Work to complete -
Comb through the entries for "学习行为" and pull out each line that holds it.
——
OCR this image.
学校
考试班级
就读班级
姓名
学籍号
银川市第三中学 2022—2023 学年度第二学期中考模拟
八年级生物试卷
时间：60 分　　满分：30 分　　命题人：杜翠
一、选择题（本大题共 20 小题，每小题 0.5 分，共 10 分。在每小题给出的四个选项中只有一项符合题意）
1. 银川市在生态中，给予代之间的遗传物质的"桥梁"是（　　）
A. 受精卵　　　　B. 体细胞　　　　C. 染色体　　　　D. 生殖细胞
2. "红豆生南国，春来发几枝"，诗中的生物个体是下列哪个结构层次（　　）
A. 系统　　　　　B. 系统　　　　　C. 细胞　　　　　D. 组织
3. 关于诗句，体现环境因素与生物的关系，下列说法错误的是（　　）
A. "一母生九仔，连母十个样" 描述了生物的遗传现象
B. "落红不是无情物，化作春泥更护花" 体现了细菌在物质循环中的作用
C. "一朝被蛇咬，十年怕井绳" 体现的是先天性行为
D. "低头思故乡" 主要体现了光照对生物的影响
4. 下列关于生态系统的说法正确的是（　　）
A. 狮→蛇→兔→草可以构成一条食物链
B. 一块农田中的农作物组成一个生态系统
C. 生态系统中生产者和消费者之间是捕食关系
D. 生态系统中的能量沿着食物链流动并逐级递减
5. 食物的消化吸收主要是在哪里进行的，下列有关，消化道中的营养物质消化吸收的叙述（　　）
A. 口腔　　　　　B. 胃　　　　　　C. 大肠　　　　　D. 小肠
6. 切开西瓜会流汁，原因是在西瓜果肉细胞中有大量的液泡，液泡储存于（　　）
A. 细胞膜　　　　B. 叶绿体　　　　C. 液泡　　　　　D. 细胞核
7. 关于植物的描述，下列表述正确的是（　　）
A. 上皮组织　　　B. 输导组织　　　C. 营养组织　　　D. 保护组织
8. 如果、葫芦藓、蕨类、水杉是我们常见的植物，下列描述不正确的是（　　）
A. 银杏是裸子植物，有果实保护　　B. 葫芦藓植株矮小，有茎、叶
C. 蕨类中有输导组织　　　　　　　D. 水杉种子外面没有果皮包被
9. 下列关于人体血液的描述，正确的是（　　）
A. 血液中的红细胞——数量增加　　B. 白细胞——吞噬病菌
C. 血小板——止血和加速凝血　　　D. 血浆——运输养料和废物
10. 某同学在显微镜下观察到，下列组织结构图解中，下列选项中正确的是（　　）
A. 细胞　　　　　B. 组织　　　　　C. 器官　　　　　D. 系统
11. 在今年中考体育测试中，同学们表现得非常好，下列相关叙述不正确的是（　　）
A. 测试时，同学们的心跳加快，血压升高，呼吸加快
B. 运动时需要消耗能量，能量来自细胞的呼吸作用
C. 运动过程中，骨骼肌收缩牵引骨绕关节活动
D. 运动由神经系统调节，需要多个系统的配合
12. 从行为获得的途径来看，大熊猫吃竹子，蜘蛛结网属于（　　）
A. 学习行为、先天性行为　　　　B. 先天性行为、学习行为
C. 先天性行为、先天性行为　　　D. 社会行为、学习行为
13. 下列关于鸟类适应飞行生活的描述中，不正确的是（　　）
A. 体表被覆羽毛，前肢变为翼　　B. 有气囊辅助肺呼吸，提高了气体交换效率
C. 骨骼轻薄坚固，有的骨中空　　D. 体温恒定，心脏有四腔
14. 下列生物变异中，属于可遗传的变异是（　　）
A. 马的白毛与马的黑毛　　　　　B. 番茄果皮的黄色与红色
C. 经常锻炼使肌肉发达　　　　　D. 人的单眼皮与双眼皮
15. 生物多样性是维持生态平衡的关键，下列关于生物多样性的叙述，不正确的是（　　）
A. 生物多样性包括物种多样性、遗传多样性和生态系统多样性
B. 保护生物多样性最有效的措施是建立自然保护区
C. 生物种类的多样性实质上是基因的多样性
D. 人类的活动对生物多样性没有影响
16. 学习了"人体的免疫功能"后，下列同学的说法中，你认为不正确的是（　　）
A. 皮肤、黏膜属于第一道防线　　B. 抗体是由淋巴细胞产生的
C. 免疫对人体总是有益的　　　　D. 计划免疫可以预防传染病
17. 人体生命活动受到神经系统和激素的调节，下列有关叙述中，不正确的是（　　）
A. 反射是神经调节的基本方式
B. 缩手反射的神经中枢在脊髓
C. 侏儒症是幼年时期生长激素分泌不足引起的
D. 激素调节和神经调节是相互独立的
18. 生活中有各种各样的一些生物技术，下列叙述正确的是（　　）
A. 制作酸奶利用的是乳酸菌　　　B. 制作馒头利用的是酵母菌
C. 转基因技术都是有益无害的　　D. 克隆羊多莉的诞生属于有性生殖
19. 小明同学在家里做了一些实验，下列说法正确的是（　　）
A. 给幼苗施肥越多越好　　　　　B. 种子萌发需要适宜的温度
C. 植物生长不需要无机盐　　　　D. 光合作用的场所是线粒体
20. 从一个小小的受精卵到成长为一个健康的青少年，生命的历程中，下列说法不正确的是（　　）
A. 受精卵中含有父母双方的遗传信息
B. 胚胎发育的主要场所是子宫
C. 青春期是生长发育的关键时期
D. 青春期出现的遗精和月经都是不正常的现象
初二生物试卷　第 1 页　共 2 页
——
Answer below -
A. 学习行为、先天性行为　　　　B. 先天性行为、学习行为
C. 先天性行为、先天性行为　　　D. 社会行为、学习行为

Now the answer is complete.